◆ **Data shown**
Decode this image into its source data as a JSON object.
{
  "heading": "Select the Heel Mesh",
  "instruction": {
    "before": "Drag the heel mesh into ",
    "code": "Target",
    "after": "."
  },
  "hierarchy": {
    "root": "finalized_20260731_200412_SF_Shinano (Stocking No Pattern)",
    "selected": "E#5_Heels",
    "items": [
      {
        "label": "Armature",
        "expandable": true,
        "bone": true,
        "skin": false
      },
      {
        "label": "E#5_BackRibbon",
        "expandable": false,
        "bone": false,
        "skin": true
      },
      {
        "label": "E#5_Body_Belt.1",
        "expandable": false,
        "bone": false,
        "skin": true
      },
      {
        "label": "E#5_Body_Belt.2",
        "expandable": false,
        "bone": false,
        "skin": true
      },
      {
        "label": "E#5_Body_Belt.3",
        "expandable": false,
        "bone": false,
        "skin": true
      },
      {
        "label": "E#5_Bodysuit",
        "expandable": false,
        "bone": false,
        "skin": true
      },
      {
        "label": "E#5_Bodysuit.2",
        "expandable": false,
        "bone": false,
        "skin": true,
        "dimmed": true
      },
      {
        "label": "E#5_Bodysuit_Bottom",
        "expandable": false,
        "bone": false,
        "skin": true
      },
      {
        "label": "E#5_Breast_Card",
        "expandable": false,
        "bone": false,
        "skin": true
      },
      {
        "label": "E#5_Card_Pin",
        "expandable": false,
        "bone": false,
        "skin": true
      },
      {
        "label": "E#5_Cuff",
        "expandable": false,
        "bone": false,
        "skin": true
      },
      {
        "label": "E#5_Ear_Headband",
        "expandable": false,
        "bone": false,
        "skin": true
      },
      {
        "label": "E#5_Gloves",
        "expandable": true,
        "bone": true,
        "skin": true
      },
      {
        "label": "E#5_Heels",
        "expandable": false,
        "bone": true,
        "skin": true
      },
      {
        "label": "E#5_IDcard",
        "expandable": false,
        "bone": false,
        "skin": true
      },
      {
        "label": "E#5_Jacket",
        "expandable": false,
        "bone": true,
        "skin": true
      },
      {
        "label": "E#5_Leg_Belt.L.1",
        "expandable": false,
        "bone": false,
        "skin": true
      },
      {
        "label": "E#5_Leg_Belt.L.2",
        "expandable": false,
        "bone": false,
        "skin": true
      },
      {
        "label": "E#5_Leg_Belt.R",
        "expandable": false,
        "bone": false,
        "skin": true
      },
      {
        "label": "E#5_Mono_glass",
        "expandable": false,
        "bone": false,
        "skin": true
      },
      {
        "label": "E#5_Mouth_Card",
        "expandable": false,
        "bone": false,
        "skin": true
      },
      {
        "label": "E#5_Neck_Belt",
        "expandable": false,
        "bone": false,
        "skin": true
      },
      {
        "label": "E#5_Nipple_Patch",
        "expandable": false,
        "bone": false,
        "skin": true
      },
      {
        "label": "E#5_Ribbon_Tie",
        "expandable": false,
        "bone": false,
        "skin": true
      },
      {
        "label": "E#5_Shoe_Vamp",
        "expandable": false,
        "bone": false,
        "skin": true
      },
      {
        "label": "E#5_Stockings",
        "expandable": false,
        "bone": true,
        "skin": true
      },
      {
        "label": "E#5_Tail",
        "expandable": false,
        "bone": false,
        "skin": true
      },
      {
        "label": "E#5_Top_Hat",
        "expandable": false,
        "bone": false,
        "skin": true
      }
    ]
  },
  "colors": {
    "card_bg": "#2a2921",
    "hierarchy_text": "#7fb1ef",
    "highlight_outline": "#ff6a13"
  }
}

◆ **Problem details**
Return the entries above exactly as they appear.

◆ **Complete response**
Decode this image into its source data as a JSON object.
{
  "heading": "Select the Heel Mesh",
  "instruction": {
    "before": "Drag the heel mesh into ",
    "code": "Target",
    "after": "."
  },
  "hierarchy": {
    "root": "finalized_20260731_200412_SF_Shinano (Stocking No Pattern)",
    "selected": "E#5_Heels",
    "items": [
      {
        "label": "Armature",
        "expandable": true,
        "bone": true,
        "skin": false
      },
      {
        "label": "E#5_BackRibbon",
        "expandable": false,
        "bone": false,
        "skin": true
      },
      {
        "label": "E#5_Body_Belt.1",
        "expandable": false,
        "bone": false,
        "skin": true
      },
      {
        "label": "E#5_Body_Belt.2",
        "expandable": false,
        "bone": false,
        "skin": true
      },
      {
        "label": "E#5_Body_Belt.3",
        "expandable": false,
        "bone": false,
        "skin": true
      },
      {
        "label": "E#5_Bodysuit",
        "expandable": false,
        "bone": false,
        "skin": true
      },
      {
        "label": "E#5_Bodysuit.2",
        "expandable": false,
        "bone": false,
        "skin": true,
        "dimmed": true
      },
      {
        "label": "E#5_Bodysuit_Bottom",
        "expandable": false,
        "bone": false,
        "skin": true
      },
      {
        "label": "E#5_Breast_Card",
        "expandable": false,
        "bone": false,
        "skin": true
      },
      {
        "label": "E#5_Card_Pin",
        "expandable": false,
        "bone": false,
        "skin": true
      },
      {
        "label": "E#5_Cuff",
        "expandable": false,
        "bone": false,
        "skin": true
      },
      {
        "label": "E#5_Ear_Headband",
        "expandable": false,
        "bone": false,
        "skin": true
      },
      {
        "label": "E#5_Gloves",
        "expandable": true,
        "bone": true,
        "skin": true
      },
      {
        "label": "E#5_Heels",
        "expandable": false,
        "bone": true,
        "skin": true
      },
      {
        "label": "E#5_IDcard",
        "expandable": false,
        "bone": false,
        "skin": true
      },
      {
        "label": "E#5_Jacket",
        "expandable": false,
        "bone": true,
        "skin": true
      },
      {
        "label": "E#5_Leg_Belt.L.1",
        "expandable": false,
        "bone": false,
        "skin": true
      },
      {
        "label": "E#5_Leg_Belt.L.2",
        "expandable": false,
        "bone": false,
        "skin": true
      },
      {
        "label": "E#5_Leg_Belt.R",
        "expandable": false,
        "bone": false,
        "skin": true
      },
      {
        "label": "E#5_Mono_glass",
        "expandable": false,
        "bone": false,
        "skin": true
      },
      {
        "label": "E#5_Mouth_Card",
        "expandable": false,
        "bone": false,
        "skin": true
      },
      {
        "label": "E#5_Neck_Belt",
        "expandable": false,
        "bone": false,
        "skin": true
      },
      {
        "label": "E#5_Nipple_Patch",
        "expandable": false,
        "bone": false,
        "skin": true
      },
      {
        "label": "E#5_Ribbon_Tie",
        "expandable": false,
        "bone": false,
        "skin": true
      },
      {
        "label": "E#5_Shoe_Vamp",
        "expandable": false,
        "bone": false,
        "skin": true
      },
      {
        "label": "E#5_Stockings",
        "expandable": false,
        "bone": true,
        "skin": true
      },
      {
        "label": "E#5_Tail",
        "expandable": false,
        "bone": false,
        "skin": true
      },
      {
        "label": "E#5_Top_Hat",
        "expandable": false,
        "bone": false,
        "skin": true
      }
    ]
  },
  "colors": {
    "card_bg": "#2a2921",
    "hierarchy_text": "#7fb1ef",
    "highlight_outline": "#ff6a13"
  }
}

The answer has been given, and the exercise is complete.